- _Task to complete_: Reproduce the listing word for word, leaving every picture behind.

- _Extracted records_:
begin

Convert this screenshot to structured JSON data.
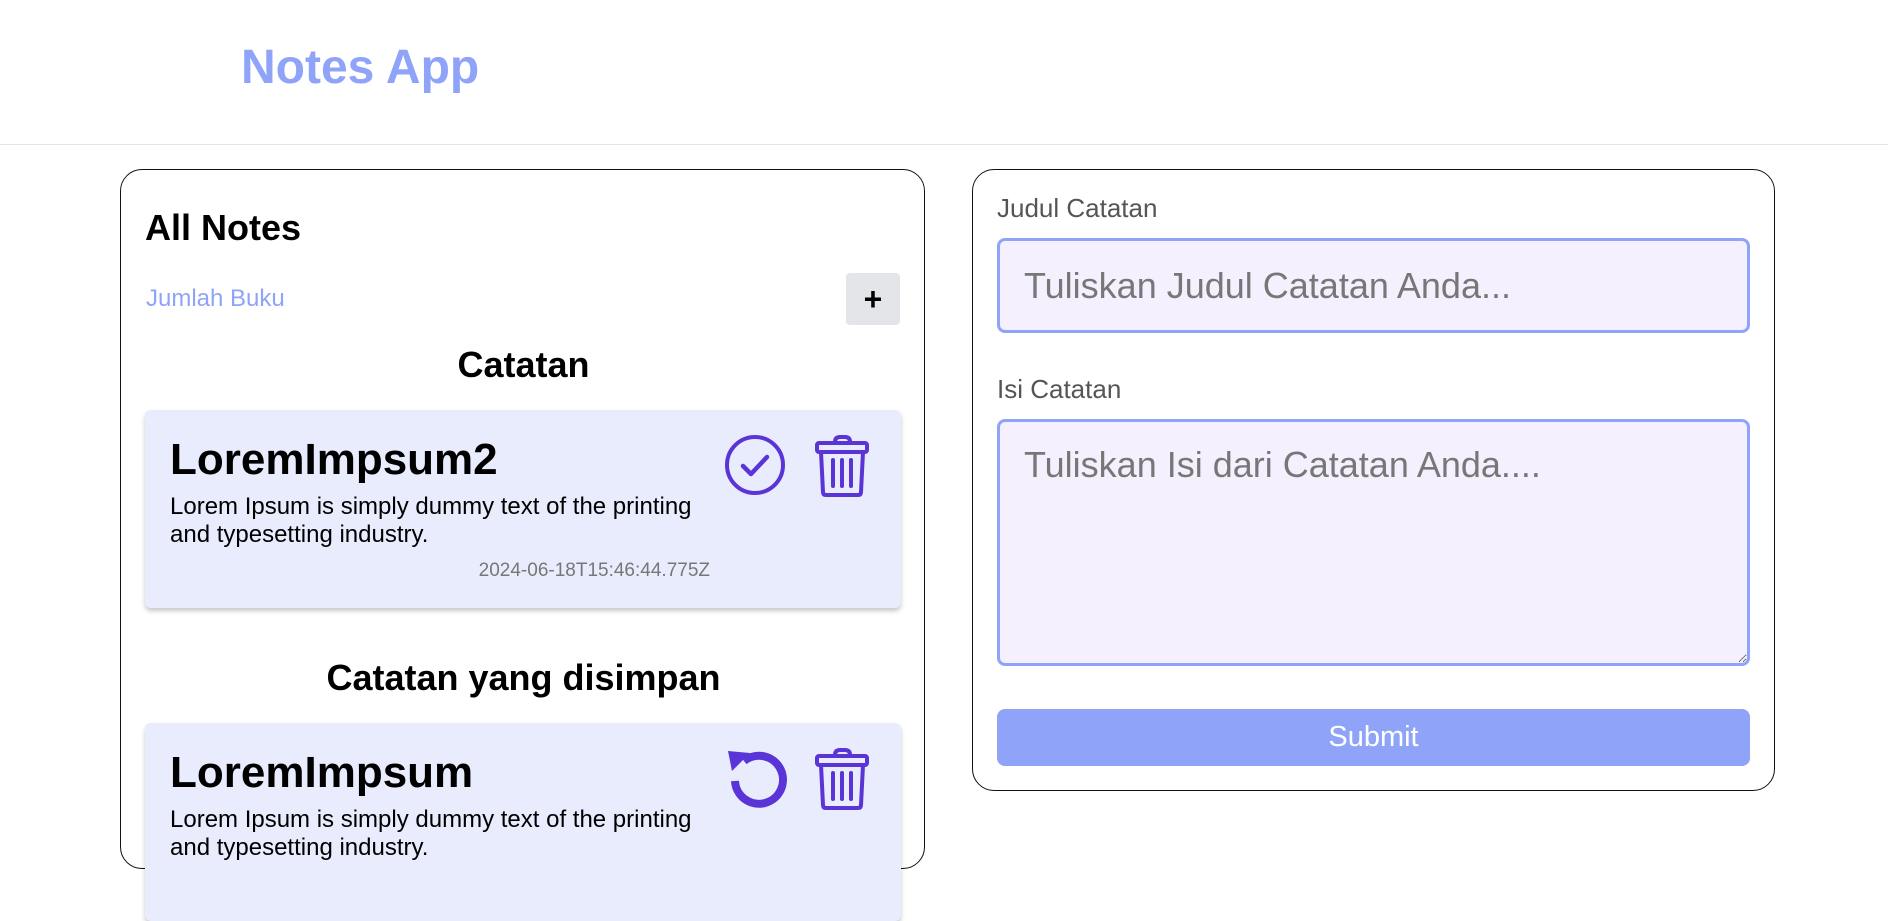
{
  "header": {
    "title": "Notes App"
  },
  "notes_panel": {
    "heading": "All Notes",
    "count_label": "Jumlah Buku",
    "add_label": "+",
    "active_section": {
      "title": "Catatan",
      "notes": [
        {
          "title": "LoremImpsum2",
          "body": "Lorem Ipsum is simply dummy text of the printing and typesetting industry.",
          "date": "2024-06-18T15:46:44.775Z"
        }
      ]
    },
    "archived_section": {
      "title": "Catatan yang disimpan",
      "notes": [
        {
          "title": "LoremImpsum",
          "body": "Lorem Ipsum is simply dummy text of the printing and typesetting industry.",
          "date": ""
        }
      ]
    }
  },
  "form": {
    "title_label": "Judul Catatan",
    "title_placeholder": "Tuliskan Judul Catatan Anda...",
    "title_value": "",
    "body_label": "Isi Catatan",
    "body_placeholder": "Tuliskan Isi dari Catatan Anda....",
    "body_value": "",
    "submit_label": "Submit"
  },
  "icons": {
    "archive": "check-circle-icon",
    "delete": "trash-icon",
    "restore": "rotate-ccw-icon"
  },
  "colors": {
    "accent": "#8fa4f8",
    "icon": "#5a34d6",
    "card_bg": "#e8ecfd",
    "input_bg": "#f4f0fd"
  }
}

end

- _Exercise response_:
Convert this screenshot to structured JSON data.
{
  "header": {
    "title": "Notes App"
  },
  "notes_panel": {
    "heading": "All Notes",
    "count_label": "Jumlah Buku",
    "add_label": "+",
    "active_section": {
      "title": "Catatan",
      "notes": [
        {
          "title": "LoremImpsum2",
          "body": "Lorem Ipsum is simply dummy text of the printing and typesetting industry.",
          "date": "2024-06-18T15:46:44.775Z"
        }
      ]
    },
    "archived_section": {
      "title": "Catatan yang disimpan",
      "notes": [
        {
          "title": "LoremImpsum",
          "body": "Lorem Ipsum is simply dummy text of the printing and typesetting industry.",
          "date": ""
        }
      ]
    }
  },
  "form": {
    "title_label": "Judul Catatan",
    "title_placeholder": "Tuliskan Judul Catatan Anda...",
    "title_value": "",
    "body_label": "Isi Catatan",
    "body_placeholder": "Tuliskan Isi dari Catatan Anda....",
    "body_value": "",
    "submit_label": "Submit"
  },
  "icons": {
    "archive": "check-circle-icon",
    "delete": "trash-icon",
    "restore": "rotate-ccw-icon"
  },
  "colors": {
    "accent": "#8fa4f8",
    "icon": "#5a34d6",
    "card_bg": "#e8ecfd",
    "input_bg": "#f4f0fd"
  }
}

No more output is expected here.